* _Exercise_:
Below is a set of records; restate each one word for word.

::: Information given :::

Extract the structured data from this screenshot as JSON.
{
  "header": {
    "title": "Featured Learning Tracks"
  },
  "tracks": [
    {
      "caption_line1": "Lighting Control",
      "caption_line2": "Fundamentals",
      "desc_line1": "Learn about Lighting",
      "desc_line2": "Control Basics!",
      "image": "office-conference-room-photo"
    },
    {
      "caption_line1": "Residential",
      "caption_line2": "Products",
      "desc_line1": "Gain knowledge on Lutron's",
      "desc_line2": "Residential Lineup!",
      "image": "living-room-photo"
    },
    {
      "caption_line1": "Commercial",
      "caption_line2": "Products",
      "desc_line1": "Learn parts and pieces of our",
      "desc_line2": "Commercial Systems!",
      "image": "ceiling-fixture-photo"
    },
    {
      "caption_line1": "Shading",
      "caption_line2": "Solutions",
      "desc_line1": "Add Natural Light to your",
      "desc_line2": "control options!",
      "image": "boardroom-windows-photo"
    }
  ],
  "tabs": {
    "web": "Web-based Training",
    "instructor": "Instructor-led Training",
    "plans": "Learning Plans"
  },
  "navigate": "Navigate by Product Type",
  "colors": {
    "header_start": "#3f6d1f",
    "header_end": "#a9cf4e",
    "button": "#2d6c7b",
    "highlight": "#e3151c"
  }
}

:::

* _In response_:
Extract the structured data from this screenshot as JSON.
{
  "header": {
    "title": "Featured Learning Tracks"
  },
  "tracks": [
    {
      "caption_line1": "Lighting Control",
      "caption_line2": "Fundamentals",
      "desc_line1": "Learn about Lighting",
      "desc_line2": "Control Basics!",
      "image": "office-conference-room-photo"
    },
    {
      "caption_line1": "Residential",
      "caption_line2": "Products",
      "desc_line1": "Gain knowledge on Lutron's",
      "desc_line2": "Residential Lineup!",
      "image": "living-room-photo"
    },
    {
      "caption_line1": "Commercial",
      "caption_line2": "Products",
      "desc_line1": "Learn parts and pieces of our",
      "desc_line2": "Commercial Systems!",
      "image": "ceiling-fixture-photo"
    },
    {
      "caption_line1": "Shading",
      "caption_line2": "Solutions",
      "desc_line1": "Add Natural Light to your",
      "desc_line2": "control options!",
      "image": "boardroom-windows-photo"
    }
  ],
  "tabs": {
    "web": "Web-based Training",
    "instructor": "Instructor-led Training",
    "plans": "Learning Plans"
  },
  "navigate": "Navigate by Product Type",
  "colors": {
    "header_start": "#3f6d1f",
    "header_end": "#a9cf4e",
    "button": "#2d6c7b",
    "highlight": "#e3151c"
  }
}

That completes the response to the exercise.